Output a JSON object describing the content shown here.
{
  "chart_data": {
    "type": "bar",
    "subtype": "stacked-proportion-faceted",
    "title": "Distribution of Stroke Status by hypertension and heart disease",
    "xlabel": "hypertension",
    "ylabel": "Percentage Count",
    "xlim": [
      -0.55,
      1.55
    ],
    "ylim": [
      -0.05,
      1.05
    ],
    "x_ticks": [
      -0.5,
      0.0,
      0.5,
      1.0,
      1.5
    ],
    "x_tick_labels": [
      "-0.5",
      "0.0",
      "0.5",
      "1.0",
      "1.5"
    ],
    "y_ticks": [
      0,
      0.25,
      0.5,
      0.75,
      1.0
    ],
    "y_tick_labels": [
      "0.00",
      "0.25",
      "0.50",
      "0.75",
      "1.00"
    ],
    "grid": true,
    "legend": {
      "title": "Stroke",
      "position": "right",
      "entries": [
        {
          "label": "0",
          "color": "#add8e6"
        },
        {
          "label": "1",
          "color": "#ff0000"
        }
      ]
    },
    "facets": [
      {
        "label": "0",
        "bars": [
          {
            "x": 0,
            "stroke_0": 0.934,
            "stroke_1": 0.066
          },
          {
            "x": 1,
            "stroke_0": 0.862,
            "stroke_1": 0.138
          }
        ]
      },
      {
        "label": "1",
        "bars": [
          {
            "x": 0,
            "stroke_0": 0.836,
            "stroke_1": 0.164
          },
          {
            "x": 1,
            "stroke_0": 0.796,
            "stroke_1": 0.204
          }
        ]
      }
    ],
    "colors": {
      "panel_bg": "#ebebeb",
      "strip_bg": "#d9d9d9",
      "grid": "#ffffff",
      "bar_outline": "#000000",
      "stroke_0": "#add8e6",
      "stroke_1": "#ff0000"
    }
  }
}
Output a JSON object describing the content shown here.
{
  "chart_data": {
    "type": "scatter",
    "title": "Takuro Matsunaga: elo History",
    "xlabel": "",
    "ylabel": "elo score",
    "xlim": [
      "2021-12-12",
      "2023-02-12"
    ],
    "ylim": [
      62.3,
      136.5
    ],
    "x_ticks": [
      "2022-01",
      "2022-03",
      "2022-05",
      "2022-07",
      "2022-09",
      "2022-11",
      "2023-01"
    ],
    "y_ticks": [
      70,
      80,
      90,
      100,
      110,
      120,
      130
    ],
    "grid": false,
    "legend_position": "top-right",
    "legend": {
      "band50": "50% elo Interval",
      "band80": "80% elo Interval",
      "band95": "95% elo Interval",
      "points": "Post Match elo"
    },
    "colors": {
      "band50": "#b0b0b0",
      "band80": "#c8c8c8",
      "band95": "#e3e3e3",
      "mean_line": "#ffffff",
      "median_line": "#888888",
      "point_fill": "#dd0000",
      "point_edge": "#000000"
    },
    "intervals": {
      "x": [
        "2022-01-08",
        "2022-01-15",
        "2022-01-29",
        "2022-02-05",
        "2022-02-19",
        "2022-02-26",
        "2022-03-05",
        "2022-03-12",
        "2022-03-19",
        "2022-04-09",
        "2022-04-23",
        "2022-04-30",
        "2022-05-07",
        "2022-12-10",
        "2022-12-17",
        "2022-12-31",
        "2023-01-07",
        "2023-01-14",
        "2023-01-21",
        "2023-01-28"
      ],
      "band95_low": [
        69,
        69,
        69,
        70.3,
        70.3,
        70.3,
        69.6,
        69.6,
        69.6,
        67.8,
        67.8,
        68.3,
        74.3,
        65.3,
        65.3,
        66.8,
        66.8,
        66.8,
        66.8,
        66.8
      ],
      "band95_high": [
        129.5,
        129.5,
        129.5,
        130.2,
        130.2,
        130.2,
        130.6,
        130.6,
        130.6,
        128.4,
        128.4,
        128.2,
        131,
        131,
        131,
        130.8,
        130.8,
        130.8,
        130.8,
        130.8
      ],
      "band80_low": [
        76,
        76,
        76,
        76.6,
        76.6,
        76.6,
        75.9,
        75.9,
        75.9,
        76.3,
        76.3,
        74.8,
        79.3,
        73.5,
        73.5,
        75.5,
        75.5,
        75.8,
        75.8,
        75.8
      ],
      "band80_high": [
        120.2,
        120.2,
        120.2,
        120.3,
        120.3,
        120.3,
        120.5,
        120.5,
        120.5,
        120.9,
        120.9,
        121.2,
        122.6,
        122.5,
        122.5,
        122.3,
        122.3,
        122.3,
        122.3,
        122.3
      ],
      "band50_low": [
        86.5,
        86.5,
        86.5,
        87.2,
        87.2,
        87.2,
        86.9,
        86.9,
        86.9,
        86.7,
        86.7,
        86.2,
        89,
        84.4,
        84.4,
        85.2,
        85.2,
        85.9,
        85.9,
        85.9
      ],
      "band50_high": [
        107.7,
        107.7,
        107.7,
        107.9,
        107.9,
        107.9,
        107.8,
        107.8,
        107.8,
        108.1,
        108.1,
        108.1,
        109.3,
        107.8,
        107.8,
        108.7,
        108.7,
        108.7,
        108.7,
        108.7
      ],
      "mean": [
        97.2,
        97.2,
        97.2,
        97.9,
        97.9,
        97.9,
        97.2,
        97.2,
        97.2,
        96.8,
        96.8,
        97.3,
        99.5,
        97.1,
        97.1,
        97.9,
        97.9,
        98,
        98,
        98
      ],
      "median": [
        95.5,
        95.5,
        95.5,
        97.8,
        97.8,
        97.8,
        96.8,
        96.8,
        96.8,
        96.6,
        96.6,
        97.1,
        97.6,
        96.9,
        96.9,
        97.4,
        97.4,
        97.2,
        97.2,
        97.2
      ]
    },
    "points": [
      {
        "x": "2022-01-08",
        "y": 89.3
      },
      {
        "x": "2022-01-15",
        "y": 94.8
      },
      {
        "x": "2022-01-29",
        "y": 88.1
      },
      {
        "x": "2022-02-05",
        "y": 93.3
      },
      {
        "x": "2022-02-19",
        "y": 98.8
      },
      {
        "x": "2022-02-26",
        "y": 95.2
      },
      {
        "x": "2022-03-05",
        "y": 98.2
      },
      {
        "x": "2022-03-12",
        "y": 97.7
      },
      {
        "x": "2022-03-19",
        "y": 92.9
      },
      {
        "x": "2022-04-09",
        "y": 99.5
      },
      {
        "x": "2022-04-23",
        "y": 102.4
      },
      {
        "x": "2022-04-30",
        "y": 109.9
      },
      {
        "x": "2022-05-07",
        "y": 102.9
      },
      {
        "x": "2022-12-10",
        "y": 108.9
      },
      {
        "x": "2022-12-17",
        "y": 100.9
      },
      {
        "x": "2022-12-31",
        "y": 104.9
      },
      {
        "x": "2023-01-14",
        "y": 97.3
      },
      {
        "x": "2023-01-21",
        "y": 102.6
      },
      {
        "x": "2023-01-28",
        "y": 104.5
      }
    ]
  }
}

++++

What the task asks: Retype the entries exactly, including every line.

Task solution:
Output a JSON object describing the content shown here.
{
  "chart_data": {
    "type": "bar",
    "subtype": "stacked-proportion-faceted",
    "title": "Distribution of Stroke Status by hypertension and heart disease",
    "xlabel": "hypertension",
    "ylabel": "Percentage Count",
    "xlim": [
      -0.55,
      1.55
    ],
    "ylim": [
      -0.05,
      1.05
    ],
    "x_ticks": [
      -0.5,
      0.0,
      0.5,
      1.0,
      1.5
    ],
    "x_tick_labels": [
      "-0.5",
      "0.0",
      "0.5",
      "1.0",
      "1.5"
    ],
    "y_ticks": [
      0,
      0.25,
      0.5,
      0.75,
      1.0
    ],
    "y_tick_labels": [
      "0.00",
      "0.25",
      "0.50",
      "0.75",
      "1.00"
    ],
    "grid": true,
    "legend": {
      "title": "Stroke",
      "position": "right",
      "entries": [
        {
          "label": "0",
          "color": "#add8e6"
        },
        {
          "label": "1",
          "color": "#ff0000"
        }
      ]
    },
    "facets": [
      {
        "label": "0",
        "bars": [
          {
            "x": 0,
            "stroke_0": 0.934,
            "stroke_1": 0.066
          },
          {
            "x": 1,
            "stroke_0": 0.862,
            "stroke_1": 0.138
          }
        ]
      },
      {
        "label": "1",
        "bars": [
          {
            "x": 0,
            "stroke_0": 0.836,
            "stroke_1": 0.164
          },
          {
            "x": 1,
            "stroke_0": 0.796,
            "stroke_1": 0.204
          }
        ]
      }
    ],
    "colors": {
      "panel_bg": "#ebebeb",
      "strip_bg": "#d9d9d9",
      "grid": "#ffffff",
      "bar_outline": "#000000",
      "stroke_0": "#add8e6",
      "stroke_1": "#ff0000"
    }
  }
}
Output a JSON object describing the content shown here.
{
  "chart_data": {
    "type": "scatter",
    "title": "Takuro Matsunaga: elo History",
    "xlabel": "",
    "ylabel": "elo score",
    "xlim": [
      "2021-12-12",
      "2023-02-12"
    ],
    "ylim": [
      62.3,
      136.5
    ],
    "x_ticks": [
      "2022-01",
      "2022-03",
      "2022-05",
      "2022-07",
      "2022-09",
      "2022-11",
      "2023-01"
    ],
    "y_ticks": [
      70,
      80,
      90,
      100,
      110,
      120,
      130
    ],
    "grid": false,
    "legend_position": "top-right",
    "legend": {
      "band50": "50% elo Interval",
      "band80": "80% elo Interval",
      "band95": "95% elo Interval",
      "points": "Post Match elo"
    },
    "colors": {
      "band50": "#b0b0b0",
      "band80": "#c8c8c8",
      "band95": "#e3e3e3",
      "mean_line": "#ffffff",
      "median_line": "#888888",
      "point_fill": "#dd0000",
      "point_edge": "#000000"
    },
    "intervals": {
      "x": [
        "2022-01-08",
        "2022-01-15",
        "2022-01-29",
        "2022-02-05",
        "2022-02-19",
        "2022-02-26",
        "2022-03-05",
        "2022-03-12",
        "2022-03-19",
        "2022-04-09",
        "2022-04-23",
        "2022-04-30",
        "2022-05-07",
        "2022-12-10",
        "2022-12-17",
        "2022-12-31",
        "2023-01-07",
        "2023-01-14",
        "2023-01-21",
        "2023-01-28"
      ],
      "band95_low": [
        69,
        69,
        69,
        70.3,
        70.3,
        70.3,
        69.6,
        69.6,
        69.6,
        67.8,
        67.8,
        68.3,
        74.3,
        65.3,
        65.3,
        66.8,
        66.8,
        66.8,
        66.8,
        66.8
      ],
      "band95_high": [
        129.5,
        129.5,
        129.5,
        130.2,
        130.2,
        130.2,
        130.6,
        130.6,
        130.6,
        128.4,
        128.4,
        128.2,
        131,
        131,
        131,
        130.8,
        130.8,
        130.8,
        130.8,
        130.8
      ],
      "band80_low": [
        76,
        76,
        76,
        76.6,
        76.6,
        76.6,
        75.9,
        75.9,
        75.9,
        76.3,
        76.3,
        74.8,
        79.3,
        73.5,
        73.5,
        75.5,
        75.5,
        75.8,
        75.8,
        75.8
      ],
      "band80_high": [
        120.2,
        120.2,
        120.2,
        120.3,
        120.3,
        120.3,
        120.5,
        120.5,
        120.5,
        120.9,
        120.9,
        121.2,
        122.6,
        122.5,
        122.5,
        122.3,
        122.3,
        122.3,
        122.3,
        122.3
      ],
      "band50_low": [
        86.5,
        86.5,
        86.5,
        87.2,
        87.2,
        87.2,
        86.9,
        86.9,
        86.9,
        86.7,
        86.7,
        86.2,
        89,
        84.4,
        84.4,
        85.2,
        85.2,
        85.9,
        85.9,
        85.9
      ],
      "band50_high": [
        107.7,
        107.7,
        107.7,
        107.9,
        107.9,
        107.9,
        107.8,
        107.8,
        107.8,
        108.1,
        108.1,
        108.1,
        109.3,
        107.8,
        107.8,
        108.7,
        108.7,
        108.7,
        108.7,
        108.7
      ],
      "mean": [
        97.2,
        97.2,
        97.2,
        97.9,
        97.9,
        97.9,
        97.2,
        97.2,
        97.2,
        96.8,
        96.8,
        97.3,
        99.5,
        97.1,
        97.1,
        97.9,
        97.9,
        98,
        98,
        98
      ],
      "median": [
        95.5,
        95.5,
        95.5,
        97.8,
        97.8,
        97.8,
        96.8,
        96.8,
        96.8,
        96.6,
        96.6,
        97.1,
        97.6,
        96.9,
        96.9,
        97.4,
        97.4,
        97.2,
        97.2,
        97.2
      ]
    },
    "points": [
      {
        "x": "2022-01-08",
        "y": 89.3
      },
      {
        "x": "2022-01-15",
        "y": 94.8
      },
      {
        "x": "2022-01-29",
        "y": 88.1
      },
      {
        "x": "2022-02-05",
        "y": 93.3
      },
      {
        "x": "2022-02-19",
        "y": 98.8
      },
      {
        "x": "2022-02-26",
        "y": 95.2
      },
      {
        "x": "2022-03-05",
        "y": 98.2
      },
      {
        "x": "2022-03-12",
        "y": 97.7
      },
      {
        "x": "2022-03-19",
        "y": 92.9
      },
      {
        "x": "2022-04-09",
        "y": 99.5
      },
      {
        "x": "2022-04-23",
        "y": 102.4
      },
      {
        "x": "2022-04-30",
        "y": 109.9
      },
      {
        "x": "2022-05-07",
        "y": 102.9
      },
      {
        "x": "2022-12-10",
        "y": 108.9
      },
      {
        "x": "2022-12-17",
        "y": 100.9
      },
      {
        "x": "2022-12-31",
        "y": 104.9
      },
      {
        "x": "2023-01-14",
        "y": 97.3
      },
      {
        "x": "2023-01-21",
        "y": 102.6
      },
      {
        "x": "2023-01-28",
        "y": 104.5
      }
    ]
  }
}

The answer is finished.